Records to process:
▬▬▬▬▬▬▬▬▬▬

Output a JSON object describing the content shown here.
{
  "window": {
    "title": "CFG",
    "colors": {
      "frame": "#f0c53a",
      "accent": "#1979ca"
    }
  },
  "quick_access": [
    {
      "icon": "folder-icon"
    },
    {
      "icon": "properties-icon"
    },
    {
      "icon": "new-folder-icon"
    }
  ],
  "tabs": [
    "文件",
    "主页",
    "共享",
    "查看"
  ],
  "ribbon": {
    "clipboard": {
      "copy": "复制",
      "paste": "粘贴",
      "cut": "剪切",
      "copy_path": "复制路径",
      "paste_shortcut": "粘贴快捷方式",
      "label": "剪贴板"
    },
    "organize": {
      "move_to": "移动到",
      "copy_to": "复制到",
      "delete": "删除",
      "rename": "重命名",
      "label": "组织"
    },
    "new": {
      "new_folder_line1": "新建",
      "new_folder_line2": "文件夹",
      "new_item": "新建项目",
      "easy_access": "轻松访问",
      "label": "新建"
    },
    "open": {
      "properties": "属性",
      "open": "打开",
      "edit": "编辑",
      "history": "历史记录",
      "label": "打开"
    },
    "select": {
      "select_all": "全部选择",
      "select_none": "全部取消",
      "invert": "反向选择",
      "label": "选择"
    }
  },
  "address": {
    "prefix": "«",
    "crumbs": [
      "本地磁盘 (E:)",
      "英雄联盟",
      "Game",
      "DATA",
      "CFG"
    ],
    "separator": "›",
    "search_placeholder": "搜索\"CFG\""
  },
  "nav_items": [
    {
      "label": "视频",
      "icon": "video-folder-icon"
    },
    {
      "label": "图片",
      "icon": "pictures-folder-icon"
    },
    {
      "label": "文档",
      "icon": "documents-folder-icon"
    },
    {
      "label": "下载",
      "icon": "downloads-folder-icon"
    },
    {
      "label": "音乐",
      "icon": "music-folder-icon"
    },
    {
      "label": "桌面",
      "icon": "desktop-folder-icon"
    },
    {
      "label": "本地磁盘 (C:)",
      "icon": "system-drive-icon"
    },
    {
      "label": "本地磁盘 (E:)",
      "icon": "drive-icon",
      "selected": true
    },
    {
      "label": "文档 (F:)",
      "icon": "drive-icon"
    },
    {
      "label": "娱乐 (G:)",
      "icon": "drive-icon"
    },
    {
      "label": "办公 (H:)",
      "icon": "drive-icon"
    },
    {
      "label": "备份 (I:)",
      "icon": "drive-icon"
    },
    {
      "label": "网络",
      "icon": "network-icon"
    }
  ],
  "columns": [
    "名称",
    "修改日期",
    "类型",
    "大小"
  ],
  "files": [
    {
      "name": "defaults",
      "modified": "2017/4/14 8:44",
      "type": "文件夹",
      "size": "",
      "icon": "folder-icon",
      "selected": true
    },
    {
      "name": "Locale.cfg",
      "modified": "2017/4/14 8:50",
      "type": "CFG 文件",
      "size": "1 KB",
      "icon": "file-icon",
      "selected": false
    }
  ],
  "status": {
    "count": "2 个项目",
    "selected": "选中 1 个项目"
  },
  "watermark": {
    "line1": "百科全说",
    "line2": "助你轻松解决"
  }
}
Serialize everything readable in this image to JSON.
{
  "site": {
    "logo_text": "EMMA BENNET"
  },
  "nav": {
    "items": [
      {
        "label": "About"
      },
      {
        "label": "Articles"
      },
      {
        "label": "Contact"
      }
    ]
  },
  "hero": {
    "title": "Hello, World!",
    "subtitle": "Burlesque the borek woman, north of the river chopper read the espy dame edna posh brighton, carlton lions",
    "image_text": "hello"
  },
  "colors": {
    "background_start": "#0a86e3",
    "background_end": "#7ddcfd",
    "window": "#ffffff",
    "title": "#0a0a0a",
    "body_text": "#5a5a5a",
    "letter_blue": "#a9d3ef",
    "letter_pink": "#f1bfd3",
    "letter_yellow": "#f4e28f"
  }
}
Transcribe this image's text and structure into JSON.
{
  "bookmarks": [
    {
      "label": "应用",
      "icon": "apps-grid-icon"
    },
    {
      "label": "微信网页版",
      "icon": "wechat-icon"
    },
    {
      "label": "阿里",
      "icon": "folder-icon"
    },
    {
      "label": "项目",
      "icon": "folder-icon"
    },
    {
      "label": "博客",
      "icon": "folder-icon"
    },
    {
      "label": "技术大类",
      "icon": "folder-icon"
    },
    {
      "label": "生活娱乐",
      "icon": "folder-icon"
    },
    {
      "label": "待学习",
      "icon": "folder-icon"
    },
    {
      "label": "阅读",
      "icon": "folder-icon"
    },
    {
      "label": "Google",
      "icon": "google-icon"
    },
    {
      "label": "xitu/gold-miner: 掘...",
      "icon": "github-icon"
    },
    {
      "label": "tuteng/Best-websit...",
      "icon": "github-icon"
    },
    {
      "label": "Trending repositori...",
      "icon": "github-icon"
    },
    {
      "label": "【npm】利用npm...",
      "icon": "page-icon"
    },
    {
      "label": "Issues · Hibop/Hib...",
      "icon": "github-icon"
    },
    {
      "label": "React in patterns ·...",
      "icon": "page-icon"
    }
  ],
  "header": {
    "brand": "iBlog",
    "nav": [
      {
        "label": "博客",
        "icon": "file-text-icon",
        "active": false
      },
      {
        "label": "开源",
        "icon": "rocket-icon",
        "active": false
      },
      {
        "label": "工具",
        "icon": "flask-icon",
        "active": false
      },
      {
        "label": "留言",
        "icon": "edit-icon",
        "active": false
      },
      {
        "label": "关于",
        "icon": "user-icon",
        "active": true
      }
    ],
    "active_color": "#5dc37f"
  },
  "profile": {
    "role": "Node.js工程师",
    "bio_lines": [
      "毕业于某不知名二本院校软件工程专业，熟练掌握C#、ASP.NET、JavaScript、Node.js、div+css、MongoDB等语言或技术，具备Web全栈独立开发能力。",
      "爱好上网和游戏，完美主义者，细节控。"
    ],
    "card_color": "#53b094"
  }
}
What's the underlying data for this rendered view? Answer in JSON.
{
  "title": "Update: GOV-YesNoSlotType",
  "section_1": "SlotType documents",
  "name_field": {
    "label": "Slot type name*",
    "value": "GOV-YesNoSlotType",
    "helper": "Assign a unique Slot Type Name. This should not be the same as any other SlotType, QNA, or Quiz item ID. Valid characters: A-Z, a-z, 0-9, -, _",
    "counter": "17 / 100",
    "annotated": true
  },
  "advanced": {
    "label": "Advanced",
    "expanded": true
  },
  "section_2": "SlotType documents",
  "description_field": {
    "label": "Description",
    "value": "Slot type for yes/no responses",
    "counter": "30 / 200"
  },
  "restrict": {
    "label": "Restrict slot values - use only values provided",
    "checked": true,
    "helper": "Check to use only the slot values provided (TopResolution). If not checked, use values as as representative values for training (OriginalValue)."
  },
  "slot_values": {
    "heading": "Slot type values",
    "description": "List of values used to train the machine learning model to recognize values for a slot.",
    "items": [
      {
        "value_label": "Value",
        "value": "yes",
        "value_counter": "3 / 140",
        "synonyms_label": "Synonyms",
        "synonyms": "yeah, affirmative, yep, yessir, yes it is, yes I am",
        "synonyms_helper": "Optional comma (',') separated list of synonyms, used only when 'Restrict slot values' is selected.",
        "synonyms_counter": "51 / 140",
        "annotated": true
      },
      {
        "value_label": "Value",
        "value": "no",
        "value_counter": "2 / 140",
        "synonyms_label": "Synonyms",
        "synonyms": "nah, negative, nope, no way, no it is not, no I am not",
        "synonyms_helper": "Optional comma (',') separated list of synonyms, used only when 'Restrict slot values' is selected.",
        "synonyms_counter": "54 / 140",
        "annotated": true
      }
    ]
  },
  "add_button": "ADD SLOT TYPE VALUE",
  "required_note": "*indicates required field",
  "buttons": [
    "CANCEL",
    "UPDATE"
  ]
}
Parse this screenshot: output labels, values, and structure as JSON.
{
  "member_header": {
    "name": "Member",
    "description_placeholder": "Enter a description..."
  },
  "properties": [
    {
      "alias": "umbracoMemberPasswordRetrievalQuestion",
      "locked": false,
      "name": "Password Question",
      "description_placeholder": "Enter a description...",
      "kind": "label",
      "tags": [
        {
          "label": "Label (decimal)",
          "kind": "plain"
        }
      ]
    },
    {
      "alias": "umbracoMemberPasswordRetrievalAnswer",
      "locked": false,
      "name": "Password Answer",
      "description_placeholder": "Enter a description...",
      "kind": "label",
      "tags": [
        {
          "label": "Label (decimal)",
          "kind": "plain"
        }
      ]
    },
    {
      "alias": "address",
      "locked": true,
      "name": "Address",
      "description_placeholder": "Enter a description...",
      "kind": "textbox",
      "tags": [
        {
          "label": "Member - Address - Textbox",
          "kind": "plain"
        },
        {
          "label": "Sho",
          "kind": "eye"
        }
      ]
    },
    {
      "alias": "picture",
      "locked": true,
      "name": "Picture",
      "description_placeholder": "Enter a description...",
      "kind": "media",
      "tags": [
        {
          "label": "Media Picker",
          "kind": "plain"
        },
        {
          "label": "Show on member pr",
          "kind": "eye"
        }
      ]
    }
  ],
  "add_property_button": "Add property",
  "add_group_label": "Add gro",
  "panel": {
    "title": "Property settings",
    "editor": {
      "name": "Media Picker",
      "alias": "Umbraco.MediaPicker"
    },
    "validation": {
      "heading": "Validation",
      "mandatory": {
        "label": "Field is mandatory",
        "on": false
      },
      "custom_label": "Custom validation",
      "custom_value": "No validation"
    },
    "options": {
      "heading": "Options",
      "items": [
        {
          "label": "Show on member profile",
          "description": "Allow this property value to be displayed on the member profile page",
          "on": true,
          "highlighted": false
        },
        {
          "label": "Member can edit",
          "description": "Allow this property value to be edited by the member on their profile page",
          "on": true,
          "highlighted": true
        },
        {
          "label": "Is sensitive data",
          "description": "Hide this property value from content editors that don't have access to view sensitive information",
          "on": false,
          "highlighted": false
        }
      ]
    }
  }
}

▬▬▬▬▬▬▬▬▬▬

What needs to be done:
Go through the listing above and locate each line that holds the word "content". Copy those lines.

The solution:
Output a JSON object describing the content shown here.
          "description": "Hide this property value from content editors that don't have access to view sensitive information",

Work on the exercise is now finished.